# start of Dataset extract
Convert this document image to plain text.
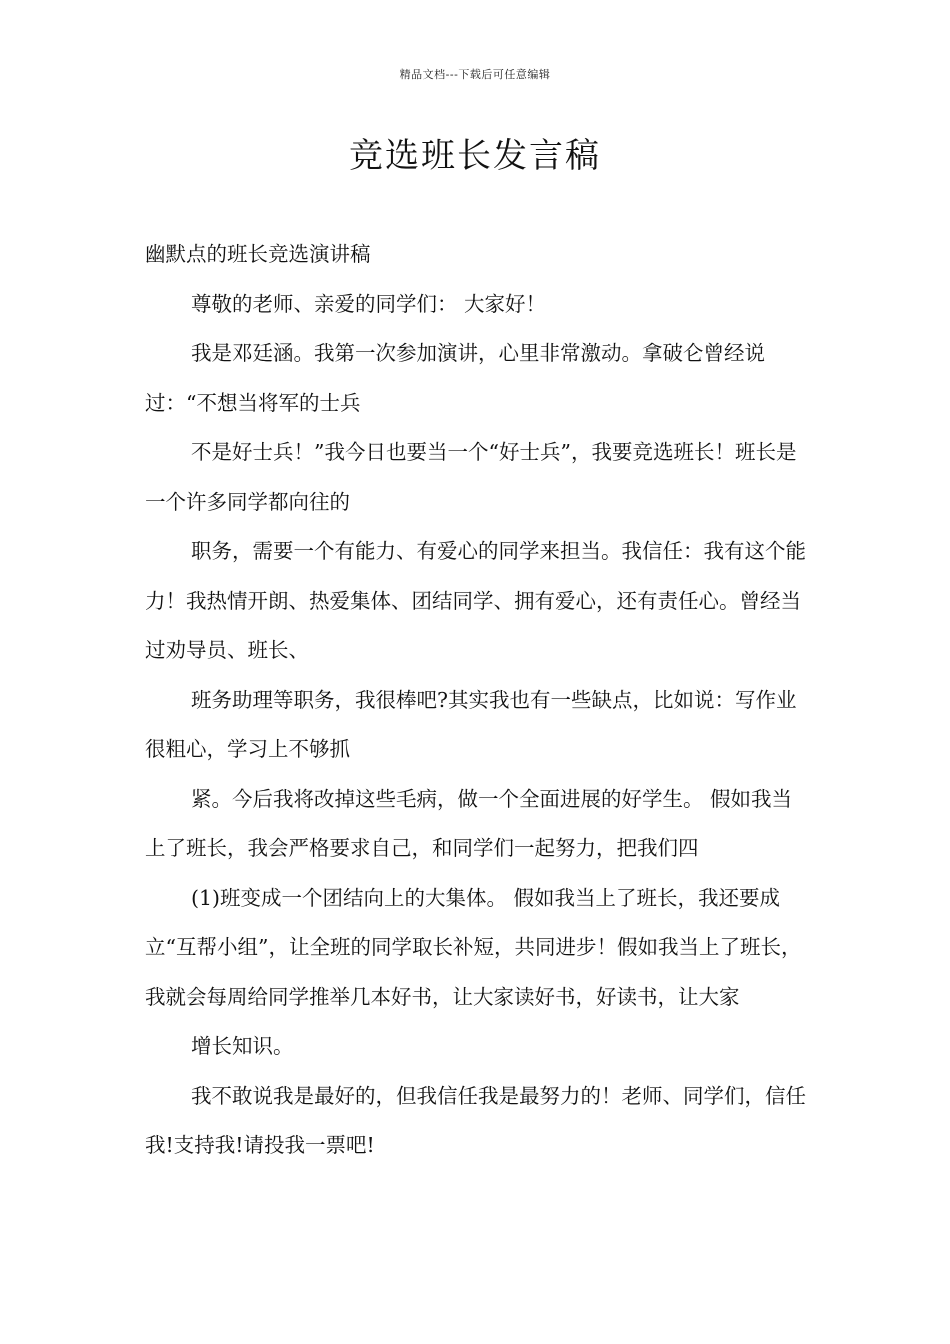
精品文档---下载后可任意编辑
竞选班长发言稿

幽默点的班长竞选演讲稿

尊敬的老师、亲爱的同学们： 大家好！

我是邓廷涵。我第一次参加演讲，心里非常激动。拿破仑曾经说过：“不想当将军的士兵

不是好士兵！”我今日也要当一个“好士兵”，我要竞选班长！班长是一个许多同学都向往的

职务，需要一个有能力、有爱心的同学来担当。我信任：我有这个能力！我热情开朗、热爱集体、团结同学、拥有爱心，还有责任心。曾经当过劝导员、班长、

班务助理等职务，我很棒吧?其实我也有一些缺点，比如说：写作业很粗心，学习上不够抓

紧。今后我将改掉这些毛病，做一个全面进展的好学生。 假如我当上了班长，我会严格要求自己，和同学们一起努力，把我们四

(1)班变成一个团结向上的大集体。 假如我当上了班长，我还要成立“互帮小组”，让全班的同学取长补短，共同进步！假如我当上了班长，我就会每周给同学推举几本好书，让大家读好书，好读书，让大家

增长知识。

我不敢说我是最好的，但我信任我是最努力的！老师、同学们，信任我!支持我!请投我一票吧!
# end of Dataset extract
# start of Dataset extract
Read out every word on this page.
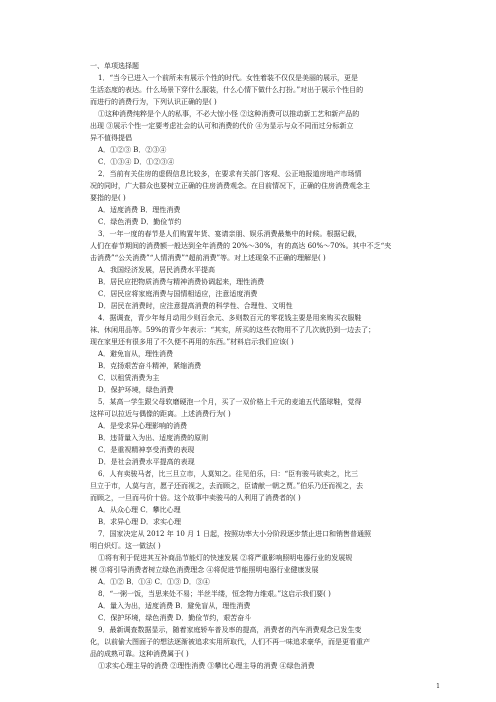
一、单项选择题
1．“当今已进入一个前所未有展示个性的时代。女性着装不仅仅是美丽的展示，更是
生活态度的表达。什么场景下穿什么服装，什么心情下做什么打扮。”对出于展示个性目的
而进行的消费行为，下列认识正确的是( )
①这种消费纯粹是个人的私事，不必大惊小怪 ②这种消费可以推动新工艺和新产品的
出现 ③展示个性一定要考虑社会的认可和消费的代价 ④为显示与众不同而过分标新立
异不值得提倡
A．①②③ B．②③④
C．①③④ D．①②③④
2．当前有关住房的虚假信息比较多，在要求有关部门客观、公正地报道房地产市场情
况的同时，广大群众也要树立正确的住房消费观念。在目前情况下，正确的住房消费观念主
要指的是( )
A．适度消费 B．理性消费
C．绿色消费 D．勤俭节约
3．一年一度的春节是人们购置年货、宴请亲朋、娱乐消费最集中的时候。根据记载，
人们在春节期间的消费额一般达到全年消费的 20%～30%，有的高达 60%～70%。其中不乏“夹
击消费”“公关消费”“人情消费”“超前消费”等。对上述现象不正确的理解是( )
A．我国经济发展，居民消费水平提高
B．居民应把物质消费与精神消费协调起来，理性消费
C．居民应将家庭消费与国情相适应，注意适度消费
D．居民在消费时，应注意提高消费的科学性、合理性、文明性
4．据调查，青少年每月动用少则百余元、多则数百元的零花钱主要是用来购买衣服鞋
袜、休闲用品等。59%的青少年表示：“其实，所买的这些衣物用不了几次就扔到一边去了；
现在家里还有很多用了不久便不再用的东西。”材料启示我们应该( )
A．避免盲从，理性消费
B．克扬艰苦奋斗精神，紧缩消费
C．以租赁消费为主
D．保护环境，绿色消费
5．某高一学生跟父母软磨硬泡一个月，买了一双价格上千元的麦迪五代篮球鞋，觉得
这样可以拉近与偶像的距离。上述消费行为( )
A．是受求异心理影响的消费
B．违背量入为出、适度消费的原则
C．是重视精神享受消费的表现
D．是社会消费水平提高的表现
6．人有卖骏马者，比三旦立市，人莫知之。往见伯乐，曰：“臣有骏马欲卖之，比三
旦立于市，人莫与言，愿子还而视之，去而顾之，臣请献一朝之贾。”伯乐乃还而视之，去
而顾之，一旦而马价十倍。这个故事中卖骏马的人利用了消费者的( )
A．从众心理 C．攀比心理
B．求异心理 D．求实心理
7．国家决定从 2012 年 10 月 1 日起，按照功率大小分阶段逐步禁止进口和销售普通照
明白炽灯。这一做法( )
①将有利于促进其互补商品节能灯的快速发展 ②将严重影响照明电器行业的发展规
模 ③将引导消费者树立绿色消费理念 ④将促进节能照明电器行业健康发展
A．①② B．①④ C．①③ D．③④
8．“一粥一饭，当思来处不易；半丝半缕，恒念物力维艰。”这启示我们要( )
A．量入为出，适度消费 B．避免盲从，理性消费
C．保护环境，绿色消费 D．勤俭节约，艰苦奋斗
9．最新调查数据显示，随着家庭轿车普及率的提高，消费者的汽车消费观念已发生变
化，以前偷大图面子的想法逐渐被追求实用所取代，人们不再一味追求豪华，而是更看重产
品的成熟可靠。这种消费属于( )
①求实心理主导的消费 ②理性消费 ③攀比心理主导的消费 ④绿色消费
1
# end of Dataset extract
• [Task prompt]
Extract every line of the records above that contains the word "假如我当上了班长".

• [Written reply]
紧。今后我将改掉这些毛病，做一个全面进展的好学生。 假如我当上了班长，我会严格要求自己，和同学们一起努力，把我们四
(1)班变成一个团结向上的大集体。 假如我当上了班长，我还要成立“互帮小组”，让全班的同学取长补短，共同进步！假如我当上了班长，我就会每周给同学推举几本好书，让大家读好书，好读书，让大家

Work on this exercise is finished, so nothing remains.